What is expected: Filter the data below for the string "Slow" and copy each matching line.

■ ■ ■

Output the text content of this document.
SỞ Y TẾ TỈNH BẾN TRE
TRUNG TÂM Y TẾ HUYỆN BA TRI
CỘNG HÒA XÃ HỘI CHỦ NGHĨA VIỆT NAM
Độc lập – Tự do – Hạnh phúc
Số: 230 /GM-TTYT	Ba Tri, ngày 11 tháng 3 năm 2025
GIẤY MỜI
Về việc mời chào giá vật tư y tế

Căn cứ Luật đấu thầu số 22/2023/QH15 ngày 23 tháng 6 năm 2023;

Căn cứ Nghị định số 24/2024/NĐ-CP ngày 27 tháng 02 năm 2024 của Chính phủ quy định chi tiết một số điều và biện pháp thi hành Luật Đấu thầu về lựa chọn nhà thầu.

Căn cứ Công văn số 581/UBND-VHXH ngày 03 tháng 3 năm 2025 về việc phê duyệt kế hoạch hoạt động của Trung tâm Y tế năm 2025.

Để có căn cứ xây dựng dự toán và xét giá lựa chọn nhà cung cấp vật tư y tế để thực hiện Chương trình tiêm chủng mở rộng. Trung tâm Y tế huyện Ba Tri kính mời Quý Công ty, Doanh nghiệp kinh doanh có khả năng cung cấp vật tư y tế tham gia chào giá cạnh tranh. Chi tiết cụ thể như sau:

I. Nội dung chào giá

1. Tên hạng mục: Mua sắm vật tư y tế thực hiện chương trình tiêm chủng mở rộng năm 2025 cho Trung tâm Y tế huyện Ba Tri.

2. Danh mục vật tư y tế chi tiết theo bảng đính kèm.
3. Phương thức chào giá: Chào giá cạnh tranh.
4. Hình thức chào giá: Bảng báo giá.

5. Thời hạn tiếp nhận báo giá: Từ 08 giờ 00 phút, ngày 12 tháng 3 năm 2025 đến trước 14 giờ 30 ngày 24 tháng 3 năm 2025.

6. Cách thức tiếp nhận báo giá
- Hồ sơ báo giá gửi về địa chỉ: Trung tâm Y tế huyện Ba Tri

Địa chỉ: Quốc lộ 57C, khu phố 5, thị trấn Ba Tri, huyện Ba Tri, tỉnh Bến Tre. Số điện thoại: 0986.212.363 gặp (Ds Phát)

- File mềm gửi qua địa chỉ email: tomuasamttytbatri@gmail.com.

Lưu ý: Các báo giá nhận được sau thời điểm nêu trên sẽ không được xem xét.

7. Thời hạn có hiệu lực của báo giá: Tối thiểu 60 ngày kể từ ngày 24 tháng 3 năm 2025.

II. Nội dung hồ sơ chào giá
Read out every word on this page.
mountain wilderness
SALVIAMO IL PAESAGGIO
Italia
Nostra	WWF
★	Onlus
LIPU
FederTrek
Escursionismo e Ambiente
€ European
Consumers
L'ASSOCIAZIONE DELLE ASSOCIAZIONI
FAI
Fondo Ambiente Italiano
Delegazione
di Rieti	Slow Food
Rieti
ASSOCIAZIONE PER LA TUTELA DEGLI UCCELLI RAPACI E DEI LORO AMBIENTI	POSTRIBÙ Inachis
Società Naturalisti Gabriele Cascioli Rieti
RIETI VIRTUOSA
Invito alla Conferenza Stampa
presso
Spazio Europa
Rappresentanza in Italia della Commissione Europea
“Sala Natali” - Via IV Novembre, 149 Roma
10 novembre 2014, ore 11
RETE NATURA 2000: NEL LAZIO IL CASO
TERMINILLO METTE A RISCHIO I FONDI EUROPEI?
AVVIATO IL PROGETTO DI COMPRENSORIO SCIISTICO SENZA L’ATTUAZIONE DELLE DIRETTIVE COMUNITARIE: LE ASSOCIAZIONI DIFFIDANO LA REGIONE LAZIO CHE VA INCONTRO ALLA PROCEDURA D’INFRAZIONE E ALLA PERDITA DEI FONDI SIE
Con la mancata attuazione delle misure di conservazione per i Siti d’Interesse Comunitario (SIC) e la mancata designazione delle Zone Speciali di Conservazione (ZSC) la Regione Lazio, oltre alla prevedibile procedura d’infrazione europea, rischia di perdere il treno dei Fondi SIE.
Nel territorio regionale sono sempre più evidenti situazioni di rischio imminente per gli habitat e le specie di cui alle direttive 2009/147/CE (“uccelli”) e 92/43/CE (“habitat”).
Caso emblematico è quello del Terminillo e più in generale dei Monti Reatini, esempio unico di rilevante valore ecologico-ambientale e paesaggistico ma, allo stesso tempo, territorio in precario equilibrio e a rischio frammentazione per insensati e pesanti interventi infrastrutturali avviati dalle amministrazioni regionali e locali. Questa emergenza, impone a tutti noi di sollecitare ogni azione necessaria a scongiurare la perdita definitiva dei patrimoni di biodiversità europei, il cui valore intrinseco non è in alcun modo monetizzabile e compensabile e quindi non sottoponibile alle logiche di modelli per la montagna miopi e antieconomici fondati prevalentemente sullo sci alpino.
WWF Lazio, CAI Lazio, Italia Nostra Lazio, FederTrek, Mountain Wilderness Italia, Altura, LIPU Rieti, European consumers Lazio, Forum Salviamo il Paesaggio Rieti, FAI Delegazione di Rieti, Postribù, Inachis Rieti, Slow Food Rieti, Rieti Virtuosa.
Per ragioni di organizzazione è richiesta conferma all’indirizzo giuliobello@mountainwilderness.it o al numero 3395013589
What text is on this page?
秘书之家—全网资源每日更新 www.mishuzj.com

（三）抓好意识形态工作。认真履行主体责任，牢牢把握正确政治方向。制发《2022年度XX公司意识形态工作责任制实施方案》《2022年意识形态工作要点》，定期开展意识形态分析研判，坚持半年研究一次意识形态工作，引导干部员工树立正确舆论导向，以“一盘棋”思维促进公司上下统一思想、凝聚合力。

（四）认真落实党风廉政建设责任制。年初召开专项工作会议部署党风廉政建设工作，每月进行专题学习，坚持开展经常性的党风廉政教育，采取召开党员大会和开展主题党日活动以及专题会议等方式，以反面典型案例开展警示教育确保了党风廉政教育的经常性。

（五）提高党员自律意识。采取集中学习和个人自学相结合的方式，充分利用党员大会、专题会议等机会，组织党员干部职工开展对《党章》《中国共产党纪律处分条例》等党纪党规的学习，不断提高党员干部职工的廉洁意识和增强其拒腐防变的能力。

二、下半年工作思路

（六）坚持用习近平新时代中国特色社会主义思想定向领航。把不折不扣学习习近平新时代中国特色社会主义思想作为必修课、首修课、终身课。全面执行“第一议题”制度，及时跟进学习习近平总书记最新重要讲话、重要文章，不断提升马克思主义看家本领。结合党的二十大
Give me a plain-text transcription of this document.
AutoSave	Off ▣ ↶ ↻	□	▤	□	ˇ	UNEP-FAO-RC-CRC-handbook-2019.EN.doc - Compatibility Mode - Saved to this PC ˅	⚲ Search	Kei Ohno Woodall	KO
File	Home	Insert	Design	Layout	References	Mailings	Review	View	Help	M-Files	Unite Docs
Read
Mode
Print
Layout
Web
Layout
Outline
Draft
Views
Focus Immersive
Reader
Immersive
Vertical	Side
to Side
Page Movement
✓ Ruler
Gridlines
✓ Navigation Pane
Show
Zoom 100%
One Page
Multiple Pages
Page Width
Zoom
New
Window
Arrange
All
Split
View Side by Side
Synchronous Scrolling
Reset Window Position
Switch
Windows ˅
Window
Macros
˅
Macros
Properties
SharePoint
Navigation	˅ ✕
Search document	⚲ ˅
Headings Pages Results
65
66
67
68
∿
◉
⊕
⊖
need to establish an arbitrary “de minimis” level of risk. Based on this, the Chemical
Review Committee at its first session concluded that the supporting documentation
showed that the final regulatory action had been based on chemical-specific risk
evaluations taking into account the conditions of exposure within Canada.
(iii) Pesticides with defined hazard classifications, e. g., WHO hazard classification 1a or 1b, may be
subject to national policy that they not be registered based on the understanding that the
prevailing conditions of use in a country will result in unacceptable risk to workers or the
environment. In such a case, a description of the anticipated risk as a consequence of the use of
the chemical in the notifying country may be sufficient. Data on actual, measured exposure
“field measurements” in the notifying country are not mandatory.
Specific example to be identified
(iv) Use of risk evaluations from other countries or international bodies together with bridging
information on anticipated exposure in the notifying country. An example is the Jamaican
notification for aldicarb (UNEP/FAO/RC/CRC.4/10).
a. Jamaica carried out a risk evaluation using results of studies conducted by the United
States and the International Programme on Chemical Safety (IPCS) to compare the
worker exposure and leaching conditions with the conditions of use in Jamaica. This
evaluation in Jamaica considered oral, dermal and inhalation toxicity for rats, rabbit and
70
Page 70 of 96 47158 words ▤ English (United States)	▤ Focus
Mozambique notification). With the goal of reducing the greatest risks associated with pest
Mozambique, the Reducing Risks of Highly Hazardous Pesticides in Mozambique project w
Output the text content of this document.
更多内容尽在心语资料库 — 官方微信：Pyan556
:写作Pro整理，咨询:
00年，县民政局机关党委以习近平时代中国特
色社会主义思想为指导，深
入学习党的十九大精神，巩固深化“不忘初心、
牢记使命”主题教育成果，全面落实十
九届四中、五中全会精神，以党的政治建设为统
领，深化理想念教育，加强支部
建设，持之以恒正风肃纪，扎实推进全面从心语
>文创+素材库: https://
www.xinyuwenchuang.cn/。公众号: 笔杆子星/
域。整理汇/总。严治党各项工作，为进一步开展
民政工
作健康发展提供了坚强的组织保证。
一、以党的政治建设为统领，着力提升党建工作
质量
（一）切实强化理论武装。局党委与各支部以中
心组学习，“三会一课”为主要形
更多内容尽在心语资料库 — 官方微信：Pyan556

■ ■ ■

Solution for this problem:
di Rieti	Slow Food
WWF Lazio, CAI Lazio, Italia Nostra Lazio, FederTrek, Mountain Wilderness Italia, Altura, LIPU Rieti, European consumers Lazio, Forum Salviamo il Paesaggio Rieti, FAI Delegazione di Rieti, Postribù, Inachis Rieti, Slow Food Rieti, Rieti Virtuosa.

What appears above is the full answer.